WHAT YOU HAVE TO DO:
Gather each line in the entries that includes the string "ÉVES".

RECORDS FOR THE TASK:
+---+

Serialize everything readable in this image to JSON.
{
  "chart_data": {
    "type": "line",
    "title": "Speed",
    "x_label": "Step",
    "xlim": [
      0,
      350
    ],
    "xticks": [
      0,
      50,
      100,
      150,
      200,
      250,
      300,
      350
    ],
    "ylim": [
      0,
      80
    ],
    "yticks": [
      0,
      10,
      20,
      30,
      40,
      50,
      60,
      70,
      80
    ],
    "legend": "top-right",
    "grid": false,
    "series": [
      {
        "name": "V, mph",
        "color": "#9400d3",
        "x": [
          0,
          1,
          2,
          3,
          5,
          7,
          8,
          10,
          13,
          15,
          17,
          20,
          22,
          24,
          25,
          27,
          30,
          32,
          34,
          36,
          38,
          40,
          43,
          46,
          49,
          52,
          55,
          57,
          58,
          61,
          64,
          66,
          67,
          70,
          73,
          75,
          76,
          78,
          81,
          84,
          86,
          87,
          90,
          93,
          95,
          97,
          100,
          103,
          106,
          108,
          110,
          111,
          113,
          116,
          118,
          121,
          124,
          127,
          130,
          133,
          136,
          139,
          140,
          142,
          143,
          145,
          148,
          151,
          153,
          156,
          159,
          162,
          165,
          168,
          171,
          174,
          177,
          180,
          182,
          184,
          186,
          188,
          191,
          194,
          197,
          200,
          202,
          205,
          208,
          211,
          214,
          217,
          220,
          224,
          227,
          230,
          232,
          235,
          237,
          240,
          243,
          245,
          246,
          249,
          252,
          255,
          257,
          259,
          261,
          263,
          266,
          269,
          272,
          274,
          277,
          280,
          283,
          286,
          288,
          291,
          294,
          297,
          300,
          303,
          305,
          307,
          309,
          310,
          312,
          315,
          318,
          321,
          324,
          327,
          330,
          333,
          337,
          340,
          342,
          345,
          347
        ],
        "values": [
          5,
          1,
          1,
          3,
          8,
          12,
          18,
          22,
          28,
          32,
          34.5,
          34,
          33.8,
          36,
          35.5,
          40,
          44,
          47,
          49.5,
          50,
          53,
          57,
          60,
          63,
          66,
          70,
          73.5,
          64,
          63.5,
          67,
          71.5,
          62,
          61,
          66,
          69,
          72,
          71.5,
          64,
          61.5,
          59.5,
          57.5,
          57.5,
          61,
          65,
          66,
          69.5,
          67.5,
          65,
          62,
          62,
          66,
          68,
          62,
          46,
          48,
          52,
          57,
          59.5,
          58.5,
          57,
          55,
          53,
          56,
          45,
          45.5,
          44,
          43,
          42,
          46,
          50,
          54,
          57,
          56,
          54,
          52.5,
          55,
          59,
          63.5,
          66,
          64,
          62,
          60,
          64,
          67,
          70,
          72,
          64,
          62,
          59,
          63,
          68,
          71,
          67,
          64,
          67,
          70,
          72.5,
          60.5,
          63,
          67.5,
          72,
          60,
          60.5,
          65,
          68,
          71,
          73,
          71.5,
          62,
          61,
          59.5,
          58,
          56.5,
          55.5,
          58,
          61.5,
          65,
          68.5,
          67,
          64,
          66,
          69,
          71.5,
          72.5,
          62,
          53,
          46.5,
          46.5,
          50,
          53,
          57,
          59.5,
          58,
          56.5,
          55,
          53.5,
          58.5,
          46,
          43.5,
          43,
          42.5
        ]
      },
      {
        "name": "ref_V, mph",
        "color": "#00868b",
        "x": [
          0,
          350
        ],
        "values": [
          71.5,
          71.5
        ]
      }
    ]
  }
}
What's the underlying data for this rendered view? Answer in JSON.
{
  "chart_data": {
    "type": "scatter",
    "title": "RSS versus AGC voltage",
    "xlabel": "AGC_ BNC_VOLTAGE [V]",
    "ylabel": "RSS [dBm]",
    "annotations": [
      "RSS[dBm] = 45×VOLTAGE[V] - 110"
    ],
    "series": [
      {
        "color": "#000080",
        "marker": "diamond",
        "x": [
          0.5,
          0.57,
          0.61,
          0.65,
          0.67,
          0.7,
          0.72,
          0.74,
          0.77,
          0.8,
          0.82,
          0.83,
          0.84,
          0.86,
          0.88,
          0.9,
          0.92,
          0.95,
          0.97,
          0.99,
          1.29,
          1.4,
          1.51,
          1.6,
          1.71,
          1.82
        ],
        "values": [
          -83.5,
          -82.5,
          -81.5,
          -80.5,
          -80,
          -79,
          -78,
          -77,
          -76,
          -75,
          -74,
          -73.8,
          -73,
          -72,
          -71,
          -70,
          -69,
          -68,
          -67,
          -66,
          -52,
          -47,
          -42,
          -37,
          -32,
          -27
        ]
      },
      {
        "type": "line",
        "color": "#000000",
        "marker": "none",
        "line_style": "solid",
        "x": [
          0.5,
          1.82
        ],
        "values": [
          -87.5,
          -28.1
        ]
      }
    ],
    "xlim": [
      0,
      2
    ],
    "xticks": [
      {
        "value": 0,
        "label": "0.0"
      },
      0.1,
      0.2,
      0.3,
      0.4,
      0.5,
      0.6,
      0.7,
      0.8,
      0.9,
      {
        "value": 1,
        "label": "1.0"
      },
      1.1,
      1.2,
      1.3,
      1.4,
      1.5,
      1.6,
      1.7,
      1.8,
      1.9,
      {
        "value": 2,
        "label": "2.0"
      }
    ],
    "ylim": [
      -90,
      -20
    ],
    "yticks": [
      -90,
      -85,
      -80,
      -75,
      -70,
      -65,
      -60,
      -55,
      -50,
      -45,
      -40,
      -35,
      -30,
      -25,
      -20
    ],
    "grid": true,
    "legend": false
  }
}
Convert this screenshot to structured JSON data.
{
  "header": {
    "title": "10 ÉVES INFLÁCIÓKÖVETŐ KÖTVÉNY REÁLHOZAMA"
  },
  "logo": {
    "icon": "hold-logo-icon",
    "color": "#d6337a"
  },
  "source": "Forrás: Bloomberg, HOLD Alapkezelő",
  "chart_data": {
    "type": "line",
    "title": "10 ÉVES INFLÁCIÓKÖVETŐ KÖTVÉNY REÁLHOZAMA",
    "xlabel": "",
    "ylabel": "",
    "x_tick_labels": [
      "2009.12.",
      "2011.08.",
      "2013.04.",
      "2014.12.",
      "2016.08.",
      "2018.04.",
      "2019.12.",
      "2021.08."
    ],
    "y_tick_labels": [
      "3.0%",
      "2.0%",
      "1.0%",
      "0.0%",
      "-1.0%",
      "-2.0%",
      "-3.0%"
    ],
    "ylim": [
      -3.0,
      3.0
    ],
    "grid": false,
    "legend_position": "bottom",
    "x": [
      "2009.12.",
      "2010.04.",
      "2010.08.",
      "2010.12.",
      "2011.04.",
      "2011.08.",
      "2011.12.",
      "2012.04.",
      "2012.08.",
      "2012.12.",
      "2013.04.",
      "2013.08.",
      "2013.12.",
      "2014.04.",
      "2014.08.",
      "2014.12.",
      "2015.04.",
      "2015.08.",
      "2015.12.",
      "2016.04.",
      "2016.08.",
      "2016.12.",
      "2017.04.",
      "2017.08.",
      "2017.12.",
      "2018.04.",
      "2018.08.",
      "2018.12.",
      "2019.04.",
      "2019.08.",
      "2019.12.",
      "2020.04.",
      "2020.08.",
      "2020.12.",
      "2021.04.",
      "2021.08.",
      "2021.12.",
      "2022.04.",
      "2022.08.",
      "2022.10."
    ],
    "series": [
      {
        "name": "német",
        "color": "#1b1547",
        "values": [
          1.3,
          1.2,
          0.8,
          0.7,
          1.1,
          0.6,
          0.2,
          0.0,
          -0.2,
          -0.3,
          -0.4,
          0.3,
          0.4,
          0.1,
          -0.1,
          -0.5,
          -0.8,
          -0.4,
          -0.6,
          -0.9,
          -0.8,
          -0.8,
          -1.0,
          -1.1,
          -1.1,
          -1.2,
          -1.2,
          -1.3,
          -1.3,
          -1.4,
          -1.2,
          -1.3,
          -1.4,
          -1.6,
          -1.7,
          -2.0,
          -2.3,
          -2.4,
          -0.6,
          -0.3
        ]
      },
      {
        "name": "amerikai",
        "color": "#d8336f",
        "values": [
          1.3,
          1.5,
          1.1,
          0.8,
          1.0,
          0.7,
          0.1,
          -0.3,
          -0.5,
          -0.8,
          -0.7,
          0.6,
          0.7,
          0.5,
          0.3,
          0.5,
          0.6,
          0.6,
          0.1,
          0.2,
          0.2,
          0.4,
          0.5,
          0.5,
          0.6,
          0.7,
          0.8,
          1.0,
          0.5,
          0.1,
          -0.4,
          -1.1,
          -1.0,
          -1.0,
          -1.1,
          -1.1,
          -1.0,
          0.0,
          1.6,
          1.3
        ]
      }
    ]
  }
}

+---+

ANSWER TO THIS EXERCISE:
    "title": "10 ÉVES INFLÁCIÓKÖVETŐ KÖTVÉNY REÁLHOZAMA"
    "title": "10 ÉVES INFLÁCIÓKÖVETŐ KÖTVÉNY REÁLHOZAMA",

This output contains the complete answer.